# Required work
Using the listing below, please gather every line containing the word "should".
* * * * *
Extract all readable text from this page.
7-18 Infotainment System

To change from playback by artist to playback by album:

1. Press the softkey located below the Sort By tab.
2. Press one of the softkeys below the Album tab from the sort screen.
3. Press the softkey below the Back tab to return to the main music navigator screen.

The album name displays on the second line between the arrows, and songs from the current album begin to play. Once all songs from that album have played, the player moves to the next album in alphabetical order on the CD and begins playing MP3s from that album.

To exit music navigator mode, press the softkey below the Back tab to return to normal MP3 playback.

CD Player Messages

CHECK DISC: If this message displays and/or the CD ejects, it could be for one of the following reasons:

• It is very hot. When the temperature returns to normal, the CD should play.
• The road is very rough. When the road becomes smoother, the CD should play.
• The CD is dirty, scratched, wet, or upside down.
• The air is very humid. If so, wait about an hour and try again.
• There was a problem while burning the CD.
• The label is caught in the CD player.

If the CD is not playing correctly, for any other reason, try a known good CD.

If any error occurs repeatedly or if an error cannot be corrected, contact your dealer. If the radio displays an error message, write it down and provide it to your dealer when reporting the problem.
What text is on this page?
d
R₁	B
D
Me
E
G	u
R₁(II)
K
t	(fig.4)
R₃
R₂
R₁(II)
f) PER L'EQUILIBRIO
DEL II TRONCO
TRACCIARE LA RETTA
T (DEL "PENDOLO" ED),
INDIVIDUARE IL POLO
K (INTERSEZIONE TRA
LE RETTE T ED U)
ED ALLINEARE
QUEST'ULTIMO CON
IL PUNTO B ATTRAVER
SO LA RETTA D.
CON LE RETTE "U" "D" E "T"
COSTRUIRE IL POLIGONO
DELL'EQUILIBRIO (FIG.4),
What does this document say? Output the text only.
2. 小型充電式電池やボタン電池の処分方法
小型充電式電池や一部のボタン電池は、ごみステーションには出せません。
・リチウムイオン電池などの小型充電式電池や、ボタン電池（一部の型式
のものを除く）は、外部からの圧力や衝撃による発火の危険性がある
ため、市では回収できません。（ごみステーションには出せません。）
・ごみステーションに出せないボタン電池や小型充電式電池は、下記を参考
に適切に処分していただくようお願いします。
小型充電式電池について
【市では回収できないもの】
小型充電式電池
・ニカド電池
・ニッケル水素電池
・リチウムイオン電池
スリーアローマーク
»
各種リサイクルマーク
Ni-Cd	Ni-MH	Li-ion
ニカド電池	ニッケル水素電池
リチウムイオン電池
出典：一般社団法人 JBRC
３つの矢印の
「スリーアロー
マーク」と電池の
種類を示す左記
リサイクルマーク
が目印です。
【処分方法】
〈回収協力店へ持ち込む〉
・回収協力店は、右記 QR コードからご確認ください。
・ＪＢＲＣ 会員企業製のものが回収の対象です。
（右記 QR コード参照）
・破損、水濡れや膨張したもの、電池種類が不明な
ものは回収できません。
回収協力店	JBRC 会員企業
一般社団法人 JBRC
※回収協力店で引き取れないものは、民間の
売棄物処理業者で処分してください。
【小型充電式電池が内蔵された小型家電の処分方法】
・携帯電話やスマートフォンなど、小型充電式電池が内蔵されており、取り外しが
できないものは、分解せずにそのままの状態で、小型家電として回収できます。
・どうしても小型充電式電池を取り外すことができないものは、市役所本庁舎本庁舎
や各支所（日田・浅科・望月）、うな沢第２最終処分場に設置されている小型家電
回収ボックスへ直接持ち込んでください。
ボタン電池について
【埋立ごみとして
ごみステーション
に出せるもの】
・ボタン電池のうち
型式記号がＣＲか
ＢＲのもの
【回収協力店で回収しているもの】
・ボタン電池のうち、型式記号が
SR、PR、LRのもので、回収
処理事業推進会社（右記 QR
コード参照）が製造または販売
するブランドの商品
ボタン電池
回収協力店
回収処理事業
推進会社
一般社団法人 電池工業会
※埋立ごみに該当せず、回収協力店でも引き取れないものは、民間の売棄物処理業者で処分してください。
* * * * *
# Task result
• It is very hot. When the temperature returns to normal, the CD should play.
• The road is very rough. When the road becomes smoother, the CD should play.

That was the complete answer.